--- Begin AVAILABLE RECORDS ---

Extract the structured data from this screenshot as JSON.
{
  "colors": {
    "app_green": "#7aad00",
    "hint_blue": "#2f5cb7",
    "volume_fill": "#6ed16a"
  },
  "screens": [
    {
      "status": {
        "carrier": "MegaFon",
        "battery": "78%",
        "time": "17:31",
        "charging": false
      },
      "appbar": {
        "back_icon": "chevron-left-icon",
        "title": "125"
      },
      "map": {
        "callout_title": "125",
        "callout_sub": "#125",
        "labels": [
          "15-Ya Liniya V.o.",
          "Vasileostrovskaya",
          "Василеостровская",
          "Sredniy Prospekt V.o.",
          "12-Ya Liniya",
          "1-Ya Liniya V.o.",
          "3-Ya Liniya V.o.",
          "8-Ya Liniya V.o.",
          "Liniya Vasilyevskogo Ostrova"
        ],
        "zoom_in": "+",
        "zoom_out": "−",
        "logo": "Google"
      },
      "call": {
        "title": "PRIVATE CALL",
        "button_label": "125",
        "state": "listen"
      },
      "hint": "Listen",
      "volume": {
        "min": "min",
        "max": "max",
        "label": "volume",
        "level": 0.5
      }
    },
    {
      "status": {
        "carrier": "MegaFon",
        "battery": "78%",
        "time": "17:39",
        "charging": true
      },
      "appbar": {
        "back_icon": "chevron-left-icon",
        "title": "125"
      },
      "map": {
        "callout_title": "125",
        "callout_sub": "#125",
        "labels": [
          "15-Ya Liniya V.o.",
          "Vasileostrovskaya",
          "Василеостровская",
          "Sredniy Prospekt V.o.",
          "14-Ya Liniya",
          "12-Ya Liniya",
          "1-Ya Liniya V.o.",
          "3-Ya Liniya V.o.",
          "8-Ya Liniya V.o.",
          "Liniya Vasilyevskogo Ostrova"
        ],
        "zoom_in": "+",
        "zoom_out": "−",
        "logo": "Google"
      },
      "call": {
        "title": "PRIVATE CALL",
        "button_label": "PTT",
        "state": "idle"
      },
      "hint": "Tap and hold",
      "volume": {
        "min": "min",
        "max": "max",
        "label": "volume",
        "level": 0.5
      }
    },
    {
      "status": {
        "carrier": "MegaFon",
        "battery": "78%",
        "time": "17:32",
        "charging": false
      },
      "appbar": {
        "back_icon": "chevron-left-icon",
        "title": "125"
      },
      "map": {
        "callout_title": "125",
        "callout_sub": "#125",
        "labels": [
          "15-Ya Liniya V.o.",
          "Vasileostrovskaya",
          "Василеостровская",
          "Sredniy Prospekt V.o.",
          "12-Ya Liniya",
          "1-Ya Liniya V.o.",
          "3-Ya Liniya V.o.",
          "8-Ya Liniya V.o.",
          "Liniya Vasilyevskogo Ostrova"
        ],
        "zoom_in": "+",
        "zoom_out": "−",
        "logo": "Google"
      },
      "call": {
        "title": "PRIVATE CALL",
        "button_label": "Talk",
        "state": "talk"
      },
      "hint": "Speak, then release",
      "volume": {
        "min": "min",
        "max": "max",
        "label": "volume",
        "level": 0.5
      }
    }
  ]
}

--- End AVAILABLE RECORDS ---

WHAT IS ASKED: The entries above must be returned in full, exactly as shown.

TASK RESULT:
Extract the structured data from this screenshot as JSON.
{
  "colors": {
    "app_green": "#7aad00",
    "hint_blue": "#2f5cb7",
    "volume_fill": "#6ed16a"
  },
  "screens": [
    {
      "status": {
        "carrier": "MegaFon",
        "battery": "78%",
        "time": "17:31",
        "charging": false
      },
      "appbar": {
        "back_icon": "chevron-left-icon",
        "title": "125"
      },
      "map": {
        "callout_title": "125",
        "callout_sub": "#125",
        "labels": [
          "15-Ya Liniya V.o.",
          "Vasileostrovskaya",
          "Василеостровская",
          "Sredniy Prospekt V.o.",
          "12-Ya Liniya",
          "1-Ya Liniya V.o.",
          "3-Ya Liniya V.o.",
          "8-Ya Liniya V.o.",
          "Liniya Vasilyevskogo Ostrova"
        ],
        "zoom_in": "+",
        "zoom_out": "−",
        "logo": "Google"
      },
      "call": {
        "title": "PRIVATE CALL",
        "button_label": "125",
        "state": "listen"
      },
      "hint": "Listen",
      "volume": {
        "min": "min",
        "max": "max",
        "label": "volume",
        "level": 0.5
      }
    },
    {
      "status": {
        "carrier": "MegaFon",
        "battery": "78%",
        "time": "17:39",
        "charging": true
      },
      "appbar": {
        "back_icon": "chevron-left-icon",
        "title": "125"
      },
      "map": {
        "callout_title": "125",
        "callout_sub": "#125",
        "labels": [
          "15-Ya Liniya V.o.",
          "Vasileostrovskaya",
          "Василеостровская",
          "Sredniy Prospekt V.o.",
          "14-Ya Liniya",
          "12-Ya Liniya",
          "1-Ya Liniya V.o.",
          "3-Ya Liniya V.o.",
          "8-Ya Liniya V.o.",
          "Liniya Vasilyevskogo Ostrova"
        ],
        "zoom_in": "+",
        "zoom_out": "−",
        "logo": "Google"
      },
      "call": {
        "title": "PRIVATE CALL",
        "button_label": "PTT",
        "state": "idle"
      },
      "hint": "Tap and hold",
      "volume": {
        "min": "min",
        "max": "max",
        "label": "volume",
        "level": 0.5
      }
    },
    {
      "status": {
        "carrier": "MegaFon",
        "battery": "78%",
        "time": "17:32",
        "charging": false
      },
      "appbar": {
        "back_icon": "chevron-left-icon",
        "title": "125"
      },
      "map": {
        "callout_title": "125",
        "callout_sub": "#125",
        "labels": [
          "15-Ya Liniya V.o.",
          "Vasileostrovskaya",
          "Василеостровская",
          "Sredniy Prospekt V.o.",
          "12-Ya Liniya",
          "1-Ya Liniya V.o.",
          "3-Ya Liniya V.o.",
          "8-Ya Liniya V.o.",
          "Liniya Vasilyevskogo Ostrova"
        ],
        "zoom_in": "+",
        "zoom_out": "−",
        "logo": "Google"
      },
      "call": {
        "title": "PRIVATE CALL",
        "button_label": "Talk",
        "state": "talk"
      },
      "hint": "Speak, then release",
      "volume": {
        "min": "min",
        "max": "max",
        "label": "volume",
        "level": 0.5
      }
    }
  ]
}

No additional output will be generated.